--- Exercise task ---
Below are some records; repeat them all exactly, minus the pictures.

[Extracted records]

* * * *

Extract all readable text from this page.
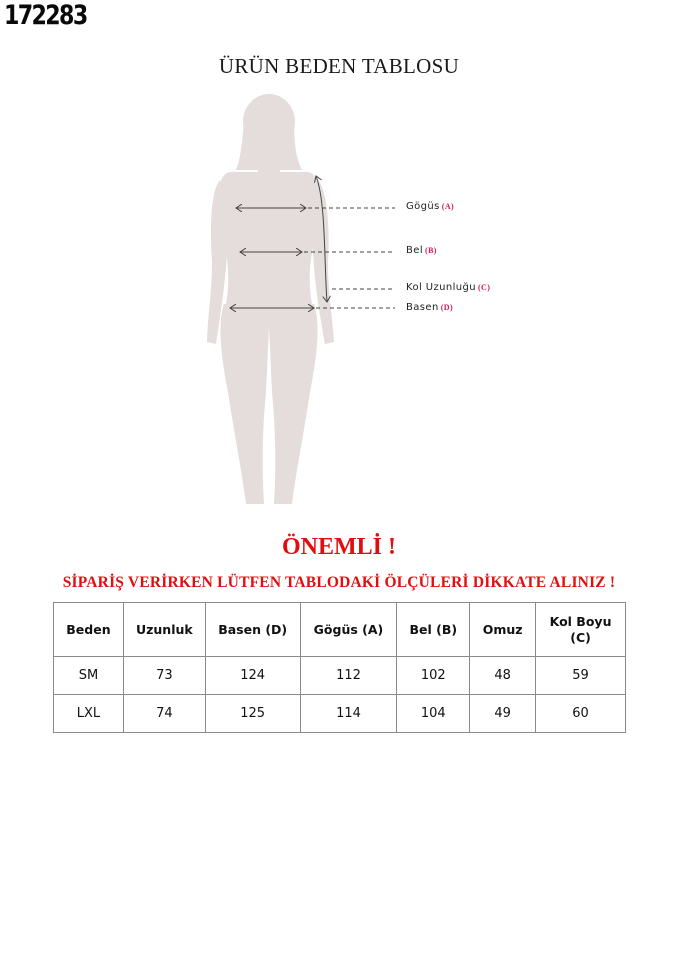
172283
ÜRÜN BEDEN TABLOSU
Gögüs (A)
Bel (B)
Kol Uzunluğu (C)
Basen (D)
ÖNEMLİ !
SİPARİŞ VERİRKEN LÜTFEN TABLODAKİ ÖLÇÜLERİ DİKKATE ALINIZ !
Beden	Uzunluk	Basen (D)	Gögüs (A)	Bel (B)	Omuz	Kol Boyu (C)
SM	73	124	112	102	48	59
LXL	74	125	114	104	49	60
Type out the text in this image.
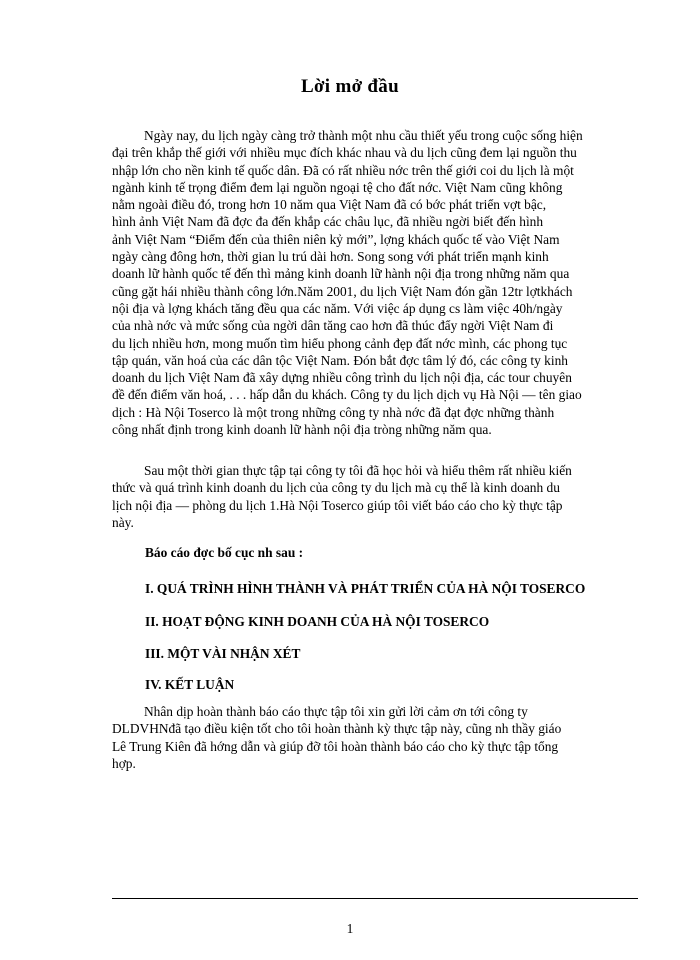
Lời mở đầu

Ngày nay, du lịch ngày càng trở thành một nhu cầu thiết yếu trong cuộc sống hiện
đại trên khắp thế giới với nhiều mục đích khác nhau và du lịch cũng đem lại nguồn thu
nhập lớn cho nền kinh tế quốc dân. Đã có rất nhiều nớc trên thế giới coi du lịch là một
ngành kinh tế trọng điểm đem lại nguồn ngoại tệ cho đất nớc. Việt Nam cũng không
nằm ngoài điều đó, trong hơn 10 năm qua Việt Nam đã có bớc phát triển vợt bậc,
hình ảnh Việt Nam đã đợc đa đến khắp các châu lục, đã nhiều ngời biết đến hình
ảnh Việt Nam “Điểm đến của thiên niên kỷ mới”, lợng khách quốc tế vào Việt Nam
ngày càng đông hơn, thời gian lu trú dài hơn. Song song với phát triển mạnh kinh
doanh lữ hành quốc tế đến thì mảng kinh doanh lữ hành nội địa trong những năm qua
cũng gặt hái nhiều thành công lớn.Năm 2001, du lịch Việt Nam đón gần 12tr lợtkhách
nội địa và lợng khách tăng đều qua các năm. Với việc áp dụng cs làm việc 40h/ngày
của nhà nớc và mức sống của ngời dân tăng cao hơn đã thúc đẩy ngời Việt Nam đi
du lịch nhiều hơn, mong muốn tìm hiểu phong cảnh đẹp đất nớc mình, các phong tục
tập quán, văn hoá của các dân tộc Việt Nam. Đón bắt đợc tâm lý đó, các công ty kinh
doanh du lịch Việt Nam đã xây dựng nhiều công trình du lịch nội địa, các tour chuyên
đề đến điểm văn hoá, . . . hấp dẫn du khách. Công ty du lịch dịch vụ Hà Nội — tên giao
dịch : Hà Nội Toserco là một trong những công ty nhà nớc đã đạt đợc những thành
công nhất định trong kinh doanh lữ hành nội địa tròng những năm qua.

Sau một thời gian thực tập tại công ty tôi đã học hỏi và hiểu thêm rất nhiều kiến
thức và quá trình kinh doanh du lịch của công ty du lịch mà cụ thể là kinh doanh du
lịch nội địa — phòng du lịch 1.Hà Nội Toserco giúp tôi viết báo cáo cho kỳ thực tập
này.

Báo cáo đợc bố cục nh sau :

I. QUÁ TRÌNH HÌNH THÀNH VÀ PHÁT TRIỂN CỦA HÀ NỘI TOSERCO

II. HOẠT ĐỘNG KINH DOANH CỦA HÀ NỘI TOSERCO

III. MỘT VÀI NHẬN XÉT

IV. KẾT LUẬN

Nhân dịp hoàn thành báo cáo thực tập tôi xin gửi lời cảm ơn tới công ty
DLDVHNđã tạo điều kiện tốt cho tôi hoàn thành kỳ thực tập này, cũng nh thầy giáo
Lê Trung Kiên đã hớng dẫn và giúp đỡ tôi hoàn thành báo cáo cho kỳ thực tập tổng
hợp.

1
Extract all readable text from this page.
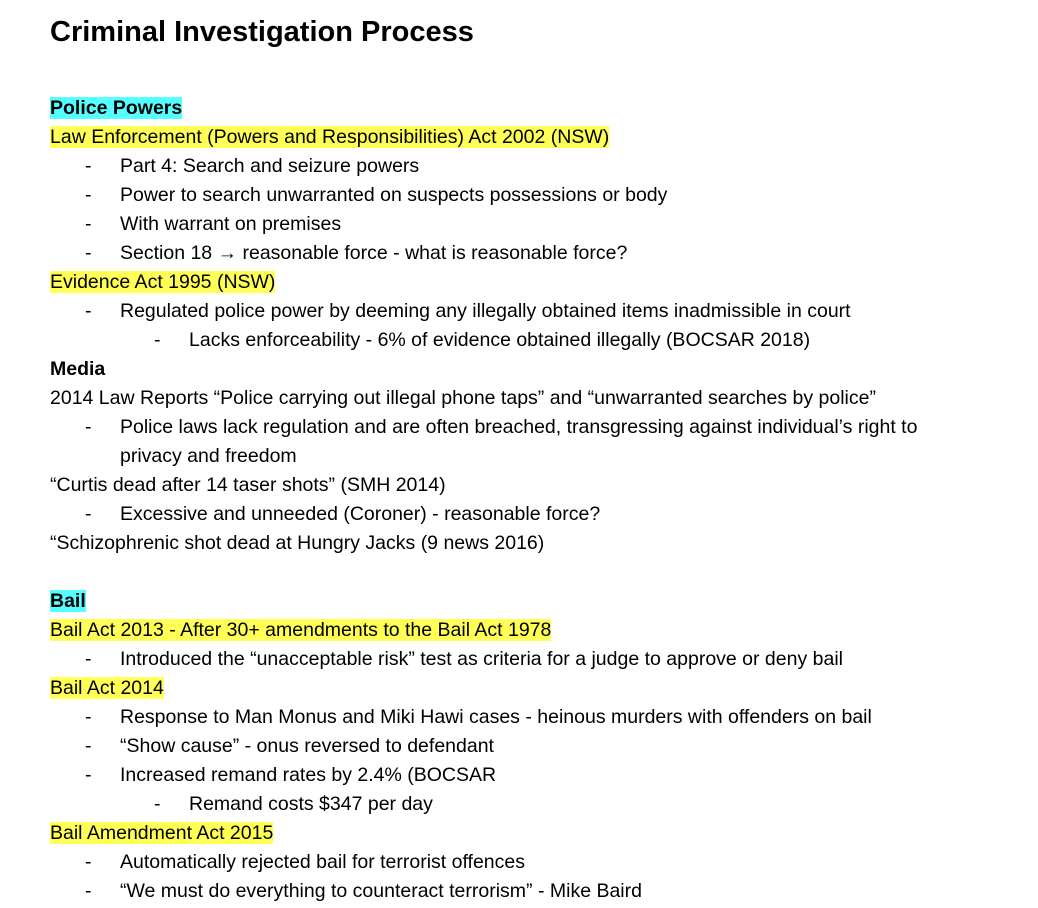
Criminal Investigation Process
Police Powers
Law Enforcement (Powers and Responsibilities) Act 2002 (NSW)
-	Part 4: Search and seizure powers
-	Power to search unwarranted on suspects possessions or body
-	With warrant on premises
-	Section 18 → reasonable force - what is reasonable force?
Evidence Act 1995 (NSW)
-	Regulated police power by deeming any illegally obtained items inadmissible in court
-	Lacks enforceability - 6% of evidence obtained illegally (BOCSAR 2018)
Media
2014 Law Reports “Police carrying out illegal phone taps” and “unwarranted searches by police”
-	Police laws lack regulation and are often breached, transgressing against individual’s right to privacy and freedom
“Curtis dead after 14 taser shots” (SMH 2014)
-	Excessive and unneeded (Coroner) - reasonable force?
“Schizophrenic shot dead at Hungry Jacks (9 news 2016)
Bail
Bail Act 2013 - After 30+ amendments to the Bail Act 1978
-	Introduced the “unacceptable risk” test as criteria for a judge to approve or deny bail
Bail Act 2014
-	Response to Man Monus and Miki Hawi cases - heinous murders with offenders on bail
-	“Show cause” - onus reversed to defendant
-	Increased remand rates by 2.4% (BOCSAR
-	Remand costs $347 per day
Bail Amendment Act 2015
-	Automatically rejected bail for terrorist offences
-	“We must do everything to counteract terrorism” - Mike Baird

* * * *

--- Final result ---
Extract all readable text from this page.
172283
ÜRÜN BEDEN TABLOSU
Gögüs (A)
Bel (B)
Kol Uzunluğu (C)
Basen (D)
ÖNEMLİ !
SİPARİŞ VERİRKEN LÜTFEN TABLODAKİ ÖLÇÜLERİ DİKKATE ALINIZ !
Beden	Uzunluk	Basen (D)	Gögüs (A)	Bel (B)	Omuz	Kol Boyu (C)
SM	73	124	112	102	48	59
LXL	74	125	114	104	49	60
Type out the text in this image.
Lời mở đầu

Ngày nay, du lịch ngày càng trở thành một nhu cầu thiết yếu trong cuộc sống hiện
đại trên khắp thế giới với nhiều mục đích khác nhau và du lịch cũng đem lại nguồn thu
nhập lớn cho nền kinh tế quốc dân. Đã có rất nhiều nớc trên thế giới coi du lịch là một
ngành kinh tế trọng điểm đem lại nguồn ngoại tệ cho đất nớc. Việt Nam cũng không
nằm ngoài điều đó, trong hơn 10 năm qua Việt Nam đã có bớc phát triển vợt bậc,
hình ảnh Việt Nam đã đợc đa đến khắp các châu lục, đã nhiều ngời biết đến hình
ảnh Việt Nam “Điểm đến của thiên niên kỷ mới”, lợng khách quốc tế vào Việt Nam
ngày càng đông hơn, thời gian lu trú dài hơn. Song song với phát triển mạnh kinh
doanh lữ hành quốc tế đến thì mảng kinh doanh lữ hành nội địa trong những năm qua
cũng gặt hái nhiều thành công lớn.Năm 2001, du lịch Việt Nam đón gần 12tr lợtkhách
nội địa và lợng khách tăng đều qua các năm. Với việc áp dụng cs làm việc 40h/ngày
của nhà nớc và mức sống của ngời dân tăng cao hơn đã thúc đẩy ngời Việt Nam đi
du lịch nhiều hơn, mong muốn tìm hiểu phong cảnh đẹp đất nớc mình, các phong tục
tập quán, văn hoá của các dân tộc Việt Nam. Đón bắt đợc tâm lý đó, các công ty kinh
doanh du lịch Việt Nam đã xây dựng nhiều công trình du lịch nội địa, các tour chuyên
đề đến điểm văn hoá, . . . hấp dẫn du khách. Công ty du lịch dịch vụ Hà Nội — tên giao
dịch : Hà Nội Toserco là một trong những công ty nhà nớc đã đạt đợc những thành
công nhất định trong kinh doanh lữ hành nội địa tròng những năm qua.

Sau một thời gian thực tập tại công ty tôi đã học hỏi và hiểu thêm rất nhiều kiến
thức và quá trình kinh doanh du lịch của công ty du lịch mà cụ thể là kinh doanh du
lịch nội địa — phòng du lịch 1.Hà Nội Toserco giúp tôi viết báo cáo cho kỳ thực tập
này.

Báo cáo đợc bố cục nh sau :

I. QUÁ TRÌNH HÌNH THÀNH VÀ PHÁT TRIỂN CỦA HÀ NỘI TOSERCO

II. HOẠT ĐỘNG KINH DOANH CỦA HÀ NỘI TOSERCO

III. MỘT VÀI NHẬN XÉT

IV. KẾT LUẬN

Nhân dịp hoàn thành báo cáo thực tập tôi xin gửi lời cảm ơn tới công ty
DLDVHNđã tạo điều kiện tốt cho tôi hoàn thành kỳ thực tập này, cũng nh thầy giáo
Lê Trung Kiên đã hớng dẫn và giúp đỡ tôi hoàn thành báo cáo cho kỳ thực tập tổng
hợp.

1
Extract all readable text from this page.
Criminal Investigation Process
Police Powers
Law Enforcement (Powers and Responsibilities) Act 2002 (NSW)
-	Part 4: Search and seizure powers
-	Power to search unwarranted on suspects possessions or body
-	With warrant on premises
-	Section 18 → reasonable force - what is reasonable force?
Evidence Act 1995 (NSW)
-	Regulated police power by deeming any illegally obtained items inadmissible in court
-	Lacks enforceability - 6% of evidence obtained illegally (BOCSAR 2018)
Media
2014 Law Reports “Police carrying out illegal phone taps” and “unwarranted searches by police”
-	Police laws lack regulation and are often breached, transgressing against individual’s right to privacy and freedom
“Curtis dead after 14 taser shots” (SMH 2014)
-	Excessive and unneeded (Coroner) - reasonable force?
“Schizophrenic shot dead at Hungry Jacks (9 news 2016)
Bail
Bail Act 2013 - After 30+ amendments to the Bail Act 1978
-	Introduced the “unacceptable risk” test as criteria for a judge to approve or deny bail
Bail Act 2014
-	Response to Man Monus and Miki Hawi cases - heinous murders with offenders on bail
-	“Show cause” - onus reversed to defendant
-	Increased remand rates by 2.4% (BOCSAR
-	Remand costs $347 per day
Bail Amendment Act 2015
-	Automatically rejected bail for terrorist offences
-	“We must do everything to counteract terrorism” - Mike Baird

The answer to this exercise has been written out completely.